Problem details = Please find all lines in the data that hold the string "транспортируемых" and copy them.

Dataset excerpts =
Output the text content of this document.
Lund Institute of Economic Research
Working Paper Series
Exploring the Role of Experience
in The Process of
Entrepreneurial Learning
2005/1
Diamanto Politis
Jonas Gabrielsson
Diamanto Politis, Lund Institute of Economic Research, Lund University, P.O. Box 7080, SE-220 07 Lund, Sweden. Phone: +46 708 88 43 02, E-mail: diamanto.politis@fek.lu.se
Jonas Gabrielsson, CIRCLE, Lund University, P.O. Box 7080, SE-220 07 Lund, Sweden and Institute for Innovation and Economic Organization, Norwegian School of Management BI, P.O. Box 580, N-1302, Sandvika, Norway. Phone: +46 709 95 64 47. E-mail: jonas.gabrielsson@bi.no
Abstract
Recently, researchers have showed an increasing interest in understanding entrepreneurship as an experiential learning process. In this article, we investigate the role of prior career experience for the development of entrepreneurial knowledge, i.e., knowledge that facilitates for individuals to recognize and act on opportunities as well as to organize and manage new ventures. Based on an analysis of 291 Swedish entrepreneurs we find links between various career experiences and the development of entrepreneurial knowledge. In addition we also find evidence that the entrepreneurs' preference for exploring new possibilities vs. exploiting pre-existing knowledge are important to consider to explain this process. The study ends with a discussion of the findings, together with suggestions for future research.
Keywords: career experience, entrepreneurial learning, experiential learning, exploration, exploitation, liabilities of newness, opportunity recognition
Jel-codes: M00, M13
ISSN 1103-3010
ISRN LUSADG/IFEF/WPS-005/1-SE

==

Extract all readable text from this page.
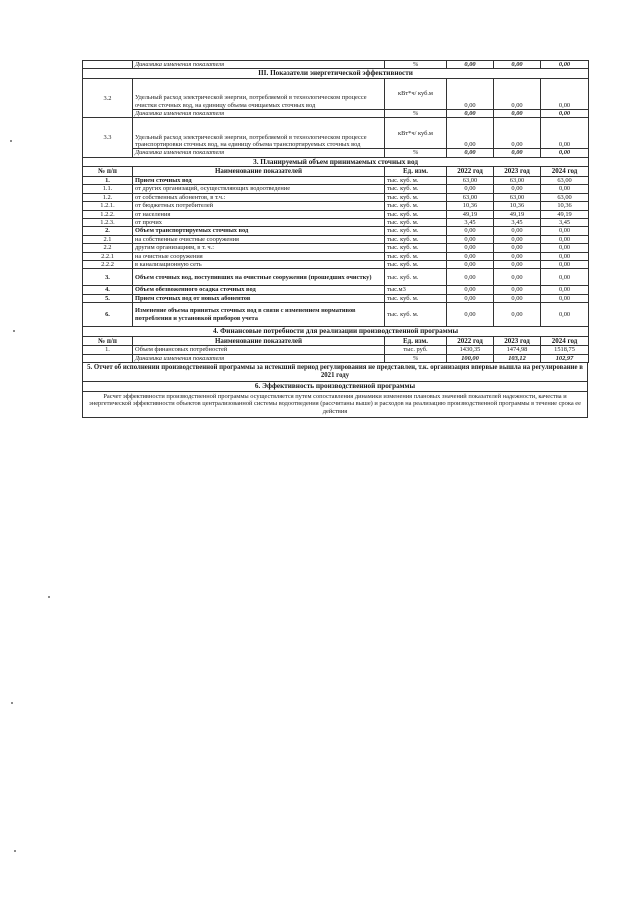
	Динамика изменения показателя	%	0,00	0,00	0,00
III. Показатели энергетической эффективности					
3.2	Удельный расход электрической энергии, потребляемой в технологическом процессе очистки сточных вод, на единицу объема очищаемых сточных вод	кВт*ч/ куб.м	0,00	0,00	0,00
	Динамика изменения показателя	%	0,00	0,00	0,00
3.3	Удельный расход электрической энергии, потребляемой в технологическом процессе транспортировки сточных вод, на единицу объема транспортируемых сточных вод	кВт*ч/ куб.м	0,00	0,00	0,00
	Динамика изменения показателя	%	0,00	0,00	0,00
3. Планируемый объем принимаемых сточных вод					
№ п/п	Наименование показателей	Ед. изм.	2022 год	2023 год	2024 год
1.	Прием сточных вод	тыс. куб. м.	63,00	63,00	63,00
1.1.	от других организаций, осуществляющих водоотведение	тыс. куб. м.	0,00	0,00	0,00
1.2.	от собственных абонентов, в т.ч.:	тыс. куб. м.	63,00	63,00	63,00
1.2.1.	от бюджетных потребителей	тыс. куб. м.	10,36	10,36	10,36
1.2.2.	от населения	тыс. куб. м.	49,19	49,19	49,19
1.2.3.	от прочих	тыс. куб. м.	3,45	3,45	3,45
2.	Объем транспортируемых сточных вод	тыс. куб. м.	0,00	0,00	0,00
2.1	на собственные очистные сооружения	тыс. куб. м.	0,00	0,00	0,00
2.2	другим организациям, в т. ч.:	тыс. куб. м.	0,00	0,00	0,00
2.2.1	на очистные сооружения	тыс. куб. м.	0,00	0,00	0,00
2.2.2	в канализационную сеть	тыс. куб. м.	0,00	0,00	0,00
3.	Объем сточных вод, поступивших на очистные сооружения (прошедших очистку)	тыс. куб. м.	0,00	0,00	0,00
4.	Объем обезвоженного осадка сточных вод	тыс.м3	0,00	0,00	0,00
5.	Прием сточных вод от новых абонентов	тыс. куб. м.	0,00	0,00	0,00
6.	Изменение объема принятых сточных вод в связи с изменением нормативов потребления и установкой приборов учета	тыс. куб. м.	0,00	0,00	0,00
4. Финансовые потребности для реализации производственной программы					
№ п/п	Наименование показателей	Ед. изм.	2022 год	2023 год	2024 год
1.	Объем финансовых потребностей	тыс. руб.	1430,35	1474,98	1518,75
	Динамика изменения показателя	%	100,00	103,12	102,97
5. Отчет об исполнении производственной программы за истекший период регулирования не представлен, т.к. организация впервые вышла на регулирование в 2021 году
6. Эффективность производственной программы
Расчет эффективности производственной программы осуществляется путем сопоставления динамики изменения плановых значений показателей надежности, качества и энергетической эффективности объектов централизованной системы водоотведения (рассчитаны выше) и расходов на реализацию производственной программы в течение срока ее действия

---

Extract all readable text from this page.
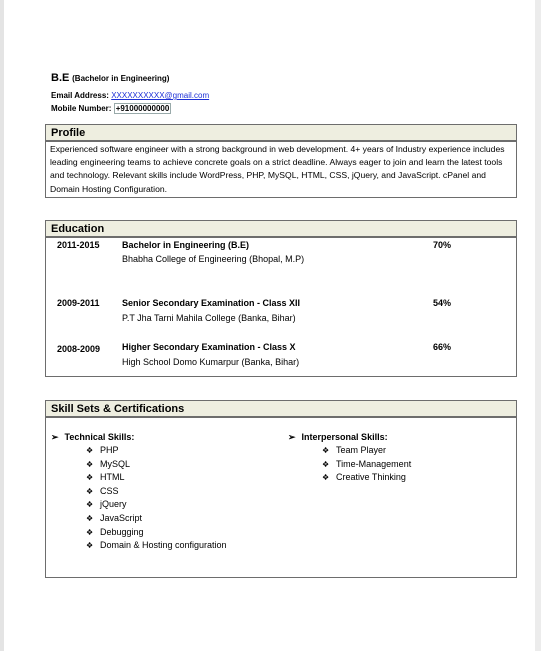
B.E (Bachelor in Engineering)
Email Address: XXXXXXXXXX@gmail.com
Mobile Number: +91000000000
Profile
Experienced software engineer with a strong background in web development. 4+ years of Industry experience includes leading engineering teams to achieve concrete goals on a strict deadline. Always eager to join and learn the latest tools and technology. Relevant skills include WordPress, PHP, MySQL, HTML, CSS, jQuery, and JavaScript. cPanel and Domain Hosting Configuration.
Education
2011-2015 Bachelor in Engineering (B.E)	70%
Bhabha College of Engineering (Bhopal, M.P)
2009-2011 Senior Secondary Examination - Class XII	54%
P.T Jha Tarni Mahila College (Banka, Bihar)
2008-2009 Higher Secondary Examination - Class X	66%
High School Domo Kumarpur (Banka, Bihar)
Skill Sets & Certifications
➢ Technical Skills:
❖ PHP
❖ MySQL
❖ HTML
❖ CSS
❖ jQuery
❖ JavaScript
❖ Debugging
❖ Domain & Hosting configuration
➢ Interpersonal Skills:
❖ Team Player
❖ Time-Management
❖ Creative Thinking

Task solution =
3.3	Удельный расход электрической энергии, потребляемой в технологическом процессе транспортировки сточных вод, на единицу объема транспортируемых сточных вод	кВт*ч/ куб.м	0,00	0,00	0,00
2.	Объем транспортируемых сточных вод	тыс. куб. м.	0,00	0,00	0,00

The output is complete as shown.